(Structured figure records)
□ □ □ □ □ □ □

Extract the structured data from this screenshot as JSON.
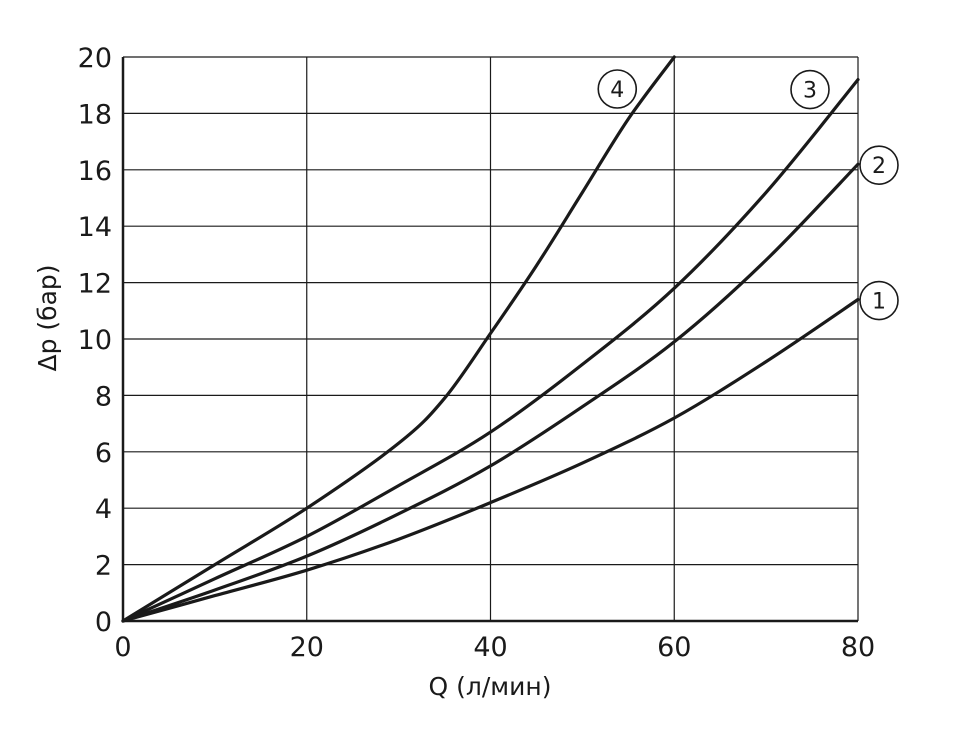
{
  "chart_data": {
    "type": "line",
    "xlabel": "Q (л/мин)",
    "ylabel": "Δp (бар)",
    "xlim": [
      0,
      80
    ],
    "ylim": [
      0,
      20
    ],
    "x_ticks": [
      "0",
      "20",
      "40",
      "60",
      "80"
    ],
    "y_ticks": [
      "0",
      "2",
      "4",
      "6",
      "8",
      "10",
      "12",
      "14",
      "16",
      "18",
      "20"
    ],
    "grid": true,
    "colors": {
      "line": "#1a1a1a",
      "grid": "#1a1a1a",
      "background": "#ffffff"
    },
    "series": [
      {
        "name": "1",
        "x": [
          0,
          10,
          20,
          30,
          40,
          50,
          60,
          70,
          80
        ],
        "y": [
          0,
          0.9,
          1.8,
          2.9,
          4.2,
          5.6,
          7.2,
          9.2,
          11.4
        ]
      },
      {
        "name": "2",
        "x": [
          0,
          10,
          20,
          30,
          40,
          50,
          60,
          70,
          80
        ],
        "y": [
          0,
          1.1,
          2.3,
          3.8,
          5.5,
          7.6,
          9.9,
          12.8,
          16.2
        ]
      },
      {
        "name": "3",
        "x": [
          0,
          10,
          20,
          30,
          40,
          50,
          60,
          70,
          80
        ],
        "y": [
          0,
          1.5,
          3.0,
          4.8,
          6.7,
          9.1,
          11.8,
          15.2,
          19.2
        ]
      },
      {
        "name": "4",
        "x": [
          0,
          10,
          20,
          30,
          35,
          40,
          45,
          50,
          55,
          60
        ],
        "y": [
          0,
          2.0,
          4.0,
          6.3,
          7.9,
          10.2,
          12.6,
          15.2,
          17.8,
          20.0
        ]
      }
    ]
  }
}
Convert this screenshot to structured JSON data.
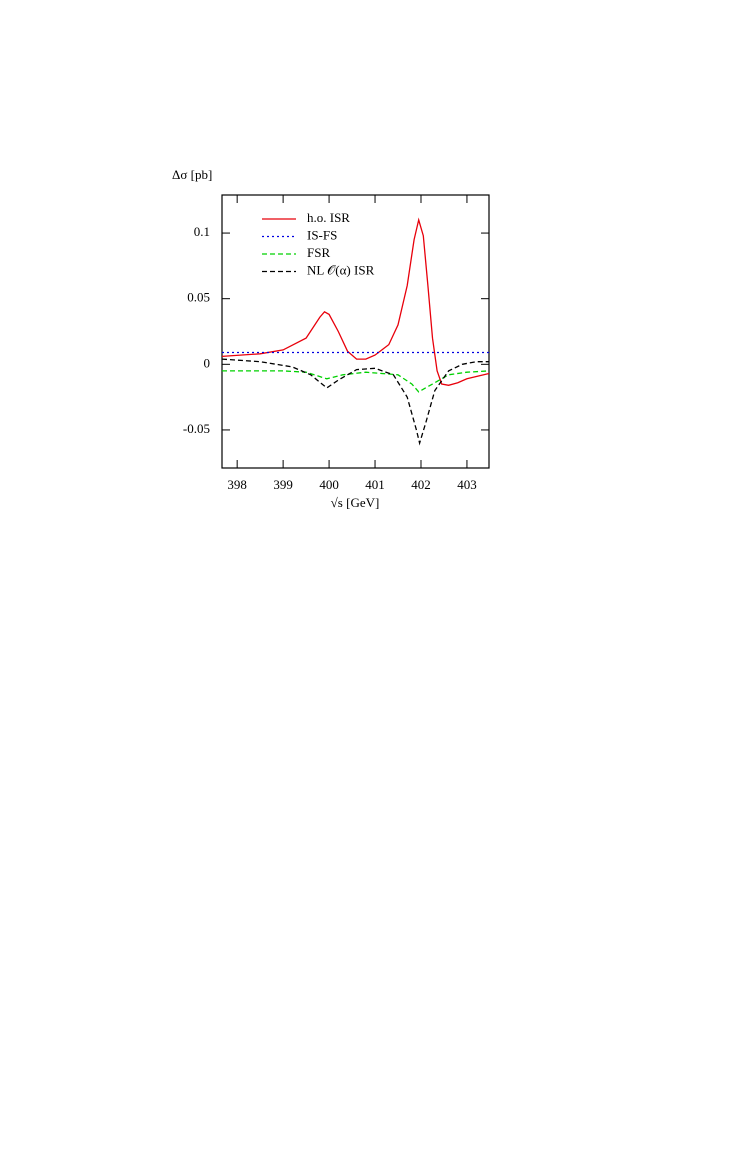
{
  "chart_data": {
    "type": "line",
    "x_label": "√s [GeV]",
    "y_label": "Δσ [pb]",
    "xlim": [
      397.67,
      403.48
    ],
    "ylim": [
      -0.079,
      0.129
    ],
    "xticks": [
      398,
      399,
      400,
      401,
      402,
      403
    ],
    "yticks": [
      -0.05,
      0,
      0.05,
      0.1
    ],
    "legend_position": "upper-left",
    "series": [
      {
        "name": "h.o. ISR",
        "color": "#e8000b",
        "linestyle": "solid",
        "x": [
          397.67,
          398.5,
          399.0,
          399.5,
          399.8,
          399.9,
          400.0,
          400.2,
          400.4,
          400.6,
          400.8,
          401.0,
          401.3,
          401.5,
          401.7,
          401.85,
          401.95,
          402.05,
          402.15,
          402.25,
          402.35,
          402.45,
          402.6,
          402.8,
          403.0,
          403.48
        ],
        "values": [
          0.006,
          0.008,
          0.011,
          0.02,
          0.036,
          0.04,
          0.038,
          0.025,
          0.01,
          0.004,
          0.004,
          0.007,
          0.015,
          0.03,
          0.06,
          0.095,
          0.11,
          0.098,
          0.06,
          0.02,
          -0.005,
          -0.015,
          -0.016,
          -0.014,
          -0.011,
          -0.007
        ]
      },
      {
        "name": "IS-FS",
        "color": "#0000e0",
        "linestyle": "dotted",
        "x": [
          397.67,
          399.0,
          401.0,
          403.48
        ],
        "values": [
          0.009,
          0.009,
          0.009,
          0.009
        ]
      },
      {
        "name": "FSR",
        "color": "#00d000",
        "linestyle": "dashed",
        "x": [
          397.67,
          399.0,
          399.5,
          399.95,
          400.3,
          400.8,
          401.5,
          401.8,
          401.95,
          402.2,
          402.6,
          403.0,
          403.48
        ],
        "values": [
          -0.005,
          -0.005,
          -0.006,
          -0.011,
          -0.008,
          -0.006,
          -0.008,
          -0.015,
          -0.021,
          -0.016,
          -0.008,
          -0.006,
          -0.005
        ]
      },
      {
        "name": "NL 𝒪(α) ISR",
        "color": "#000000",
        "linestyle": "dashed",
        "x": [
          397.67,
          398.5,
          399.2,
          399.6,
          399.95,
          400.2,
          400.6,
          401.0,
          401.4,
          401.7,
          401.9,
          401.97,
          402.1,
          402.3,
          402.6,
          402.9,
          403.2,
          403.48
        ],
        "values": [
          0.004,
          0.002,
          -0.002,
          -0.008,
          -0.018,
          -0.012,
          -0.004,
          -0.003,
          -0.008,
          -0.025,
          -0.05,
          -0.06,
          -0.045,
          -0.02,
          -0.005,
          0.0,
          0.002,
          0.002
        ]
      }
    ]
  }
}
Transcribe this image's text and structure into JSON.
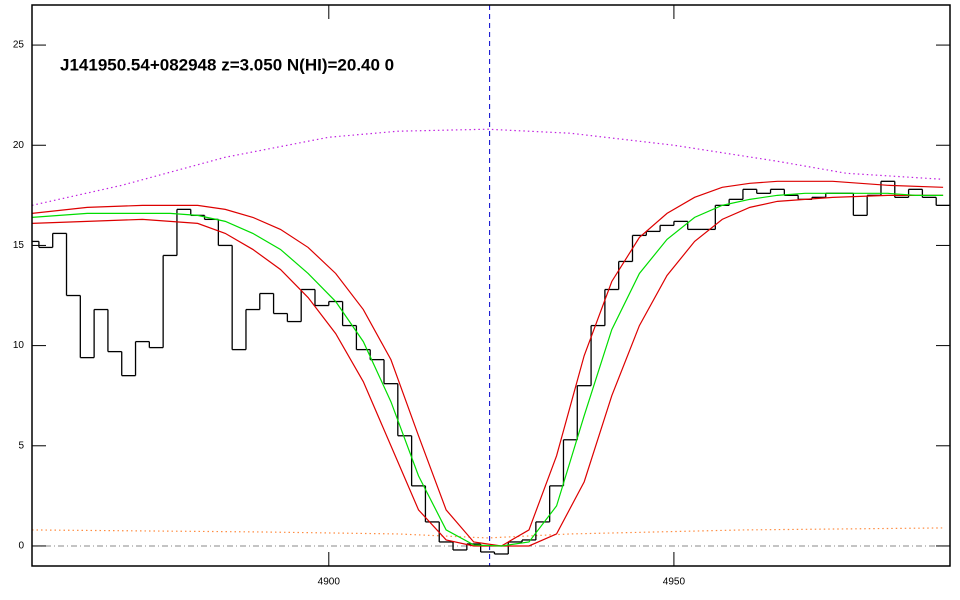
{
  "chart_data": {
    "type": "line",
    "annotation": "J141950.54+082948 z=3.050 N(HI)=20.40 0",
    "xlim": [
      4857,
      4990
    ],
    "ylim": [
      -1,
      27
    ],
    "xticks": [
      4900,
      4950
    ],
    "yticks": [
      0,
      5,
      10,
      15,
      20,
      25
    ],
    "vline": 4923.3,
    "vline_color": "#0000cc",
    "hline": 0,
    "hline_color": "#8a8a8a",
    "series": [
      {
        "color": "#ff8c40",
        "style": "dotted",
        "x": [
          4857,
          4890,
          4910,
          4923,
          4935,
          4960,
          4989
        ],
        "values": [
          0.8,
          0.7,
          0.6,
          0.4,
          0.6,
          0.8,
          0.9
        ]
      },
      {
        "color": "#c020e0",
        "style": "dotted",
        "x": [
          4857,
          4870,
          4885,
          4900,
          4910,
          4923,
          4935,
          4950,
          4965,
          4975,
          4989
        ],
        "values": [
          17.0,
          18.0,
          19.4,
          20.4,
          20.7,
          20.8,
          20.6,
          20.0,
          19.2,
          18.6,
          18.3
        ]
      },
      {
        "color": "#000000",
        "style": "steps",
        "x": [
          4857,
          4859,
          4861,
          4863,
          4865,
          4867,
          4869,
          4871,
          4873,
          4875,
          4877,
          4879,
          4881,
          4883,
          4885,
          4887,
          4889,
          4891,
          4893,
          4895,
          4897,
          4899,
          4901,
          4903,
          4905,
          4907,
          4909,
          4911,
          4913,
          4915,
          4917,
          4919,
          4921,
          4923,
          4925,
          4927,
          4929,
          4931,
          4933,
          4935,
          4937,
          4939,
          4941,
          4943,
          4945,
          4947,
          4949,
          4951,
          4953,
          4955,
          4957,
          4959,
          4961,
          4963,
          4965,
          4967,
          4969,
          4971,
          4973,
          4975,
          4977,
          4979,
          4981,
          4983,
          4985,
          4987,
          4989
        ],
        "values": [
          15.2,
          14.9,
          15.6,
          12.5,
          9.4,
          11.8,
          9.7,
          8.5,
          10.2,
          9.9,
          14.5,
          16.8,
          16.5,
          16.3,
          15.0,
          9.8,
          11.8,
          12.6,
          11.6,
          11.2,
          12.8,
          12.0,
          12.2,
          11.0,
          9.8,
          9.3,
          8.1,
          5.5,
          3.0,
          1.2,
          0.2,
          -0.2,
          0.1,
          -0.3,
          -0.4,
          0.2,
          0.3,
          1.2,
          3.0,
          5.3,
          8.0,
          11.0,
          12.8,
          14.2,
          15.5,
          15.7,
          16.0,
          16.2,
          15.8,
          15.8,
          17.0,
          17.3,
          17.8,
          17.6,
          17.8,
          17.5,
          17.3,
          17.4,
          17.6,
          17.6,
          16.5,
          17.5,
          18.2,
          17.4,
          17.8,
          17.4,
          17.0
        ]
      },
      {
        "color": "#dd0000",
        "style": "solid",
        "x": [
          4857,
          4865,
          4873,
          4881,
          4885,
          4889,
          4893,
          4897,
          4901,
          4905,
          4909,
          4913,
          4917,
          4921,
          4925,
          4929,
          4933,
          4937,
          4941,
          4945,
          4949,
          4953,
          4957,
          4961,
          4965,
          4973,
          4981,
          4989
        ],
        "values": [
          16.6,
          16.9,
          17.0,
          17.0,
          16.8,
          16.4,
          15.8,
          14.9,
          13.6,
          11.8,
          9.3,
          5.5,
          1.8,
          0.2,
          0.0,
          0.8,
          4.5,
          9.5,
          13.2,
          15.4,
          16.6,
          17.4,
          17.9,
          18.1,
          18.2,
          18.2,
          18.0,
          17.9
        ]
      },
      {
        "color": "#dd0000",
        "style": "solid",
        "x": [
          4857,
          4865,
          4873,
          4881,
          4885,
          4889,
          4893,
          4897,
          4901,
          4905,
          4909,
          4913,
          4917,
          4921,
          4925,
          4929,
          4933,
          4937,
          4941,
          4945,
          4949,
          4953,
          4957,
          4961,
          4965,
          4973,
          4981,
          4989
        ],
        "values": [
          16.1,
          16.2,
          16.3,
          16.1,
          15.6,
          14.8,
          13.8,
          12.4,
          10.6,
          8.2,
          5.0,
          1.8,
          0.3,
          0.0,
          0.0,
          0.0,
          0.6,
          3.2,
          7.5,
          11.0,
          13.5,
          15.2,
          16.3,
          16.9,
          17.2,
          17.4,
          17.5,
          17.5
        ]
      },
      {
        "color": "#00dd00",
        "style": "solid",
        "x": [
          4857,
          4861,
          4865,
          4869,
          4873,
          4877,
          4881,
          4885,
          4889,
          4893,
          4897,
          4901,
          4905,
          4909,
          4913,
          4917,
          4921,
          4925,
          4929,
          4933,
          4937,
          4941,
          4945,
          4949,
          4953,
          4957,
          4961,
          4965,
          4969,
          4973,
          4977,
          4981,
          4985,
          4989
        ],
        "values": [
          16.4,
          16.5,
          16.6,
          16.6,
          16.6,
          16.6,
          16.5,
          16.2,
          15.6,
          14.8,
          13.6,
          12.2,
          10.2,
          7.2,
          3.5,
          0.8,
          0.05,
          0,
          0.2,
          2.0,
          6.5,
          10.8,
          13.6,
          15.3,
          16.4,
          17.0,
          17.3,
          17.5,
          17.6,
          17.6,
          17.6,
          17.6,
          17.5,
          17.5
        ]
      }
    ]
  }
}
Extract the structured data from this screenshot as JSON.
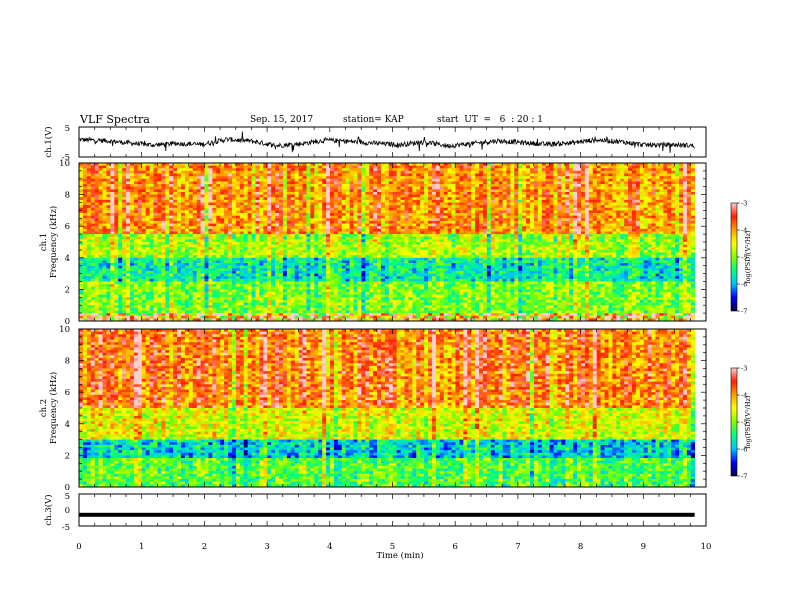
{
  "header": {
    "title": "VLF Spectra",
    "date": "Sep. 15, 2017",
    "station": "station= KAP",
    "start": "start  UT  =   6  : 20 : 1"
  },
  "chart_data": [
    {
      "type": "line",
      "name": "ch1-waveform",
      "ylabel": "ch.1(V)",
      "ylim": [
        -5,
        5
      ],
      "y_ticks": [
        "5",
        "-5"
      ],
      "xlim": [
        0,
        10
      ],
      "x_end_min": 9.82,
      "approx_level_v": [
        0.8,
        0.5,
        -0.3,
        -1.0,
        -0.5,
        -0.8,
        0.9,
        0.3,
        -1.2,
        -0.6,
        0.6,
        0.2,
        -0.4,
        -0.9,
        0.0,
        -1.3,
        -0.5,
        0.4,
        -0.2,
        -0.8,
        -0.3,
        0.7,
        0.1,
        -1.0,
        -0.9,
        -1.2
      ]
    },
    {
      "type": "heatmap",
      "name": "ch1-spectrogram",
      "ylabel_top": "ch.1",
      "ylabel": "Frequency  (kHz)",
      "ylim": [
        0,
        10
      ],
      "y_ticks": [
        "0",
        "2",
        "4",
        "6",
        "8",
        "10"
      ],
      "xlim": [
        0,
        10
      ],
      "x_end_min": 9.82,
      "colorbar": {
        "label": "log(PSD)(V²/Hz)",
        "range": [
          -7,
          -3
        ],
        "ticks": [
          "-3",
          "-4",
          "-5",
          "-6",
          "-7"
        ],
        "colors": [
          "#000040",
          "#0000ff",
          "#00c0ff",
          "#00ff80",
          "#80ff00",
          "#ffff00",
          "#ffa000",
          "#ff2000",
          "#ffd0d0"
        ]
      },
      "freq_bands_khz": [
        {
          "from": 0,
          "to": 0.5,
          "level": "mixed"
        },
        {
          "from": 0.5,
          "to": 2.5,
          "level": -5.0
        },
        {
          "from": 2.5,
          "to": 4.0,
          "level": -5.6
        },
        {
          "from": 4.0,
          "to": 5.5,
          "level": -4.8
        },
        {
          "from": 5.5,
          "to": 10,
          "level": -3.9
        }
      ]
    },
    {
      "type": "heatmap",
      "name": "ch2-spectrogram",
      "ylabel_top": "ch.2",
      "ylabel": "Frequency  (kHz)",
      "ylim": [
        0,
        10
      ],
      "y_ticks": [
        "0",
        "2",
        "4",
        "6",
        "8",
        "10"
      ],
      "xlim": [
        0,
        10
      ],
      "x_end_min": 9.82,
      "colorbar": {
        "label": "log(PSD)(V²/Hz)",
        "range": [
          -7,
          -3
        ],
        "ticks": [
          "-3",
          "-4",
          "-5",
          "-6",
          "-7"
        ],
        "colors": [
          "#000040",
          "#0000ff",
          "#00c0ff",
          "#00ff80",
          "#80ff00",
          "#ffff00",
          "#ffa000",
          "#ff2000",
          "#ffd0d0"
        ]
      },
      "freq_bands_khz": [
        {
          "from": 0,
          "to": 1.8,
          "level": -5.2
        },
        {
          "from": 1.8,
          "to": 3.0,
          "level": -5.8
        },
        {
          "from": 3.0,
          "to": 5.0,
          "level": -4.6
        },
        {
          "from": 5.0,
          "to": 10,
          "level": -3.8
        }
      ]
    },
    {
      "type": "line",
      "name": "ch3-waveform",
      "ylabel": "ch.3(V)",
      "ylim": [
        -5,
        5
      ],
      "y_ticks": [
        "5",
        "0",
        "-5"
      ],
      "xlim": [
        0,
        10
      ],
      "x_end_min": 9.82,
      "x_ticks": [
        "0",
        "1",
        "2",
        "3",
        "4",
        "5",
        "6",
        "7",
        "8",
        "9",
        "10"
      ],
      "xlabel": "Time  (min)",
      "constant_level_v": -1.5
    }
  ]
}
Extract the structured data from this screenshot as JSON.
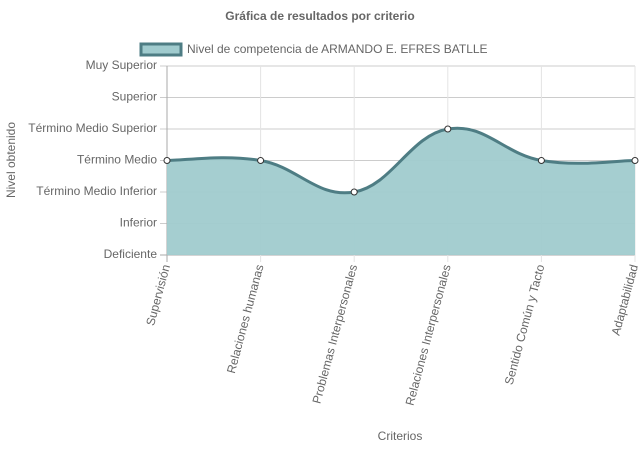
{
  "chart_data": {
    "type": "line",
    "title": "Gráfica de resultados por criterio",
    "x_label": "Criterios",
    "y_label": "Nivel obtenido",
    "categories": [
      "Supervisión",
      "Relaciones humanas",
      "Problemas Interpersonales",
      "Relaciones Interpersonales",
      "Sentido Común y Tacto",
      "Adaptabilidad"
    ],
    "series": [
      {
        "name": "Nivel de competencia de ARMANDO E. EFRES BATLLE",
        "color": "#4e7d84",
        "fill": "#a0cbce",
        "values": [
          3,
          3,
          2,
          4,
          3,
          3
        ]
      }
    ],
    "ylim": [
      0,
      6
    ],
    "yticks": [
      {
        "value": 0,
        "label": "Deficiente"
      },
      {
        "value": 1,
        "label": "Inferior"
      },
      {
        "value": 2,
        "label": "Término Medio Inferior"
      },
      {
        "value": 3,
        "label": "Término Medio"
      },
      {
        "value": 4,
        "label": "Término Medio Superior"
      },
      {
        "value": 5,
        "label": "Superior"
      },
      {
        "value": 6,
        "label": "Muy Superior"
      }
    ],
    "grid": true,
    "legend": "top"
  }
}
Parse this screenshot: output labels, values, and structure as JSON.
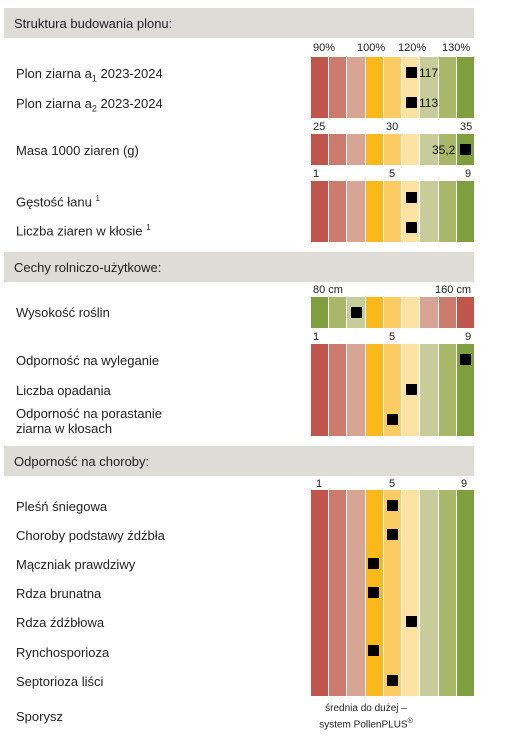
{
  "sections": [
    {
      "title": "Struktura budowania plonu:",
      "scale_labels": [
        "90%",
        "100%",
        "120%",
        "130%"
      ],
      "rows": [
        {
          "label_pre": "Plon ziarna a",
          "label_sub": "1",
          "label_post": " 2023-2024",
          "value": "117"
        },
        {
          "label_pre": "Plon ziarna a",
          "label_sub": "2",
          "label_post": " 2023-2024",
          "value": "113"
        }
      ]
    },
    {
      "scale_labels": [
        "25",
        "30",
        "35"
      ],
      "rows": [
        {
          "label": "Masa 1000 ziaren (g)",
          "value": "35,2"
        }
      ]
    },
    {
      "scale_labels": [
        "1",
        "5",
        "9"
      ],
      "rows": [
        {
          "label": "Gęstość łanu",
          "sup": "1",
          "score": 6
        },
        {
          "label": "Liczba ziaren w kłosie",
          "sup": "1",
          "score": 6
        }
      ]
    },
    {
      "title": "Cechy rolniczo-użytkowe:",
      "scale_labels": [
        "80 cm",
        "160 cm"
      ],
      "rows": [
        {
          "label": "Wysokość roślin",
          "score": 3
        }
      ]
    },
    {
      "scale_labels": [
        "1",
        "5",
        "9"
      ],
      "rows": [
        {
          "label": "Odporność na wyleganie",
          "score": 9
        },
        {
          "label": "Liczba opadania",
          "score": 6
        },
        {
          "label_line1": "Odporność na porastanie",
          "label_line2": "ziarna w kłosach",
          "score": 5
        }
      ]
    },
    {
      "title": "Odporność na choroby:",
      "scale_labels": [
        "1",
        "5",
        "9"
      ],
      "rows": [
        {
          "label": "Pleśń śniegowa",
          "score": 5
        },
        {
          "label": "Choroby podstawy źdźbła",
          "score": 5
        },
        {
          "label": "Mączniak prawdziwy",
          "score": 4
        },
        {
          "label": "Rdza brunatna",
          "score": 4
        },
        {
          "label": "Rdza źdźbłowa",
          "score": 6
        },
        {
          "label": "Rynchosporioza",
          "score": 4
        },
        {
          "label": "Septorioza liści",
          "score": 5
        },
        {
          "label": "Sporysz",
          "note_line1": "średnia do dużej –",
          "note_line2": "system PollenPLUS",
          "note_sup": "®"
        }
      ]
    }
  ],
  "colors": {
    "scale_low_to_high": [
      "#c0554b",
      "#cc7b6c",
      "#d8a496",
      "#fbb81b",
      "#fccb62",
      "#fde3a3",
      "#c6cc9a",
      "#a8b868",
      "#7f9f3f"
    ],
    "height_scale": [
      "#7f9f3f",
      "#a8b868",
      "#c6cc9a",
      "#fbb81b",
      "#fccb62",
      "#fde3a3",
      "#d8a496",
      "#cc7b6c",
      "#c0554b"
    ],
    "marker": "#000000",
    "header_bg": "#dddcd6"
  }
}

□ □ □ □ □ □ □

Task description: Return each line with "Rdza".

Output of the exercise:
          "label": "Rdza brunatna",
          "label": "Rdza źdźbłowa",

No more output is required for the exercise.